» **Aim of the exercise**:
Search the records below for the word "JSON" and show every line where it occurs.

** BEGIN **

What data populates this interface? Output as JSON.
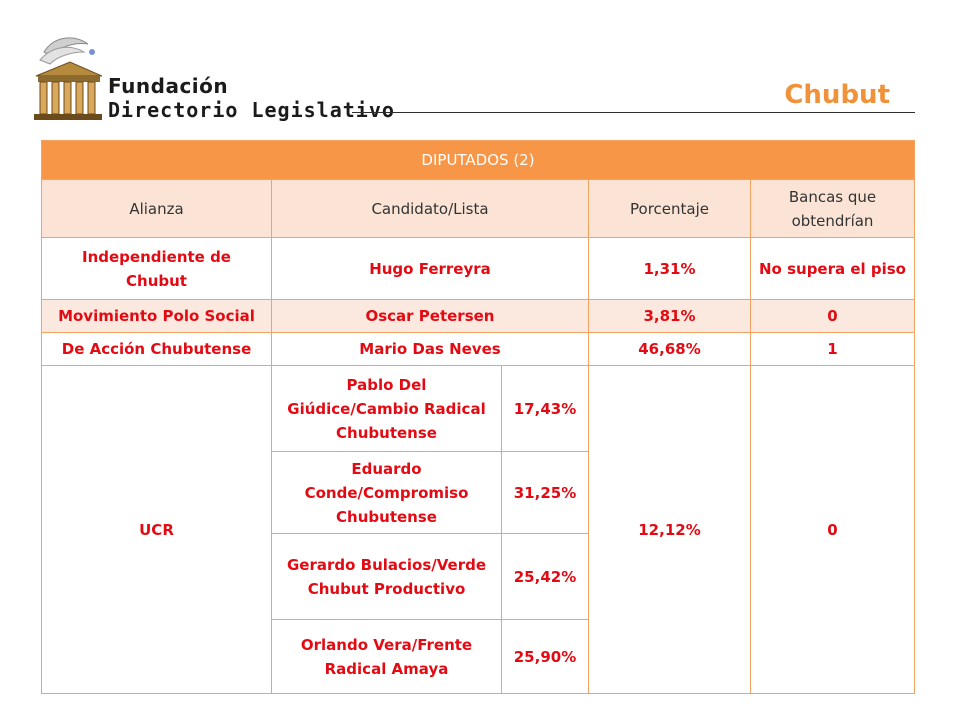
{
  "header": {
    "logo": {
      "line1": "Fundación",
      "line2": "Directorio Legislativo",
      "emblem_icon": "parliament-building-icon"
    },
    "title": "Chubut",
    "colors": {
      "accent": "#f0923a",
      "table_header": "#f79646",
      "highlight_red": "#e30b13",
      "row_tint": "#fbe9df"
    }
  },
  "table": {
    "title": "DIPUTADOS (2)",
    "columns": [
      "Alianza",
      "Candidato/Lista",
      "Porcentaje",
      "Bancas que obtendrían"
    ],
    "rows": [
      {
        "alianza": "Independiente de Chubut",
        "candidato": "Hugo Ferreyra",
        "porcentaje": "1,31%",
        "bancas": "No supera el piso"
      },
      {
        "alianza": "Movimiento Polo Social",
        "candidato": "Oscar Petersen",
        "porcentaje": "3,81%",
        "bancas": "0"
      },
      {
        "alianza": "De Acción Chubutense",
        "candidato": "Mario Das Neves",
        "porcentaje": "46,68%",
        "bancas": "1"
      }
    ],
    "ucr": {
      "alianza": "UCR",
      "total": "12,12%",
      "bancas": "0",
      "lists": [
        {
          "candidato": "Pablo Del Giúdice/Cambio Radical Chubutense",
          "porcentaje": "17,43%"
        },
        {
          "candidato": "Eduardo Conde/Compromiso Chubutense",
          "porcentaje": "31,25%"
        },
        {
          "candidato": "Gerardo Bulacios/Verde Chubut Productivo",
          "porcentaje": "25,42%"
        },
        {
          "candidato": "Orlando Vera/Frente Radical Amaya",
          "porcentaje": "25,90%"
        }
      ]
    }
  }
}
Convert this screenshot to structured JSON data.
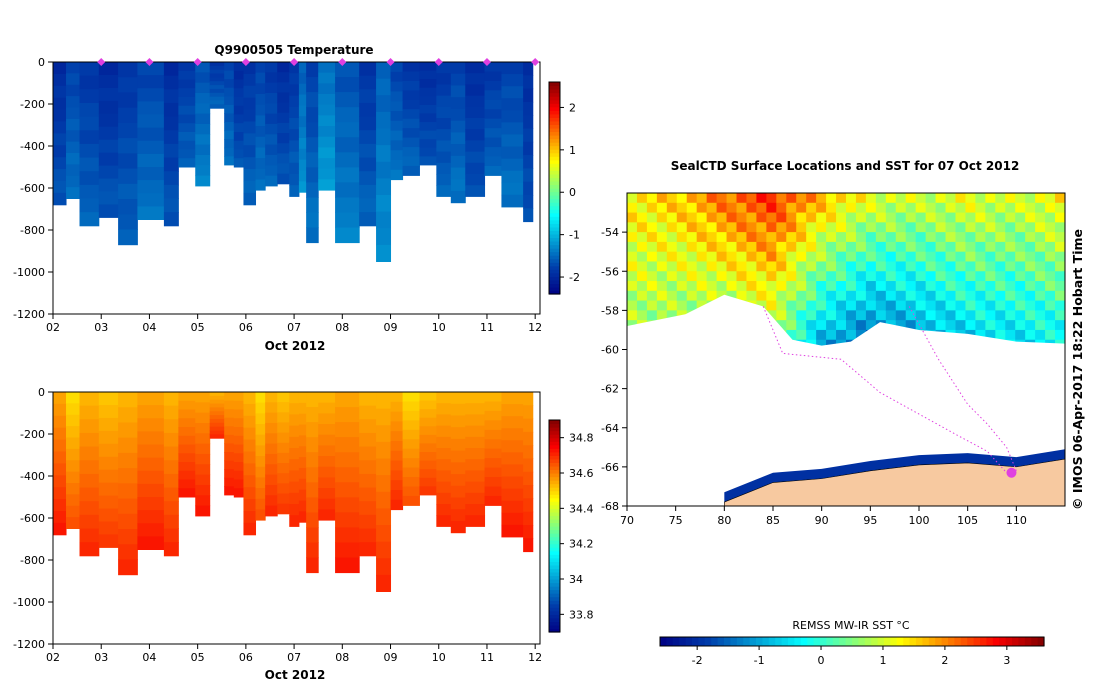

** END **

» **Exercise solution**:
What data populates this interface? Output as JSON.
Convert this screenshot to structured JSON data.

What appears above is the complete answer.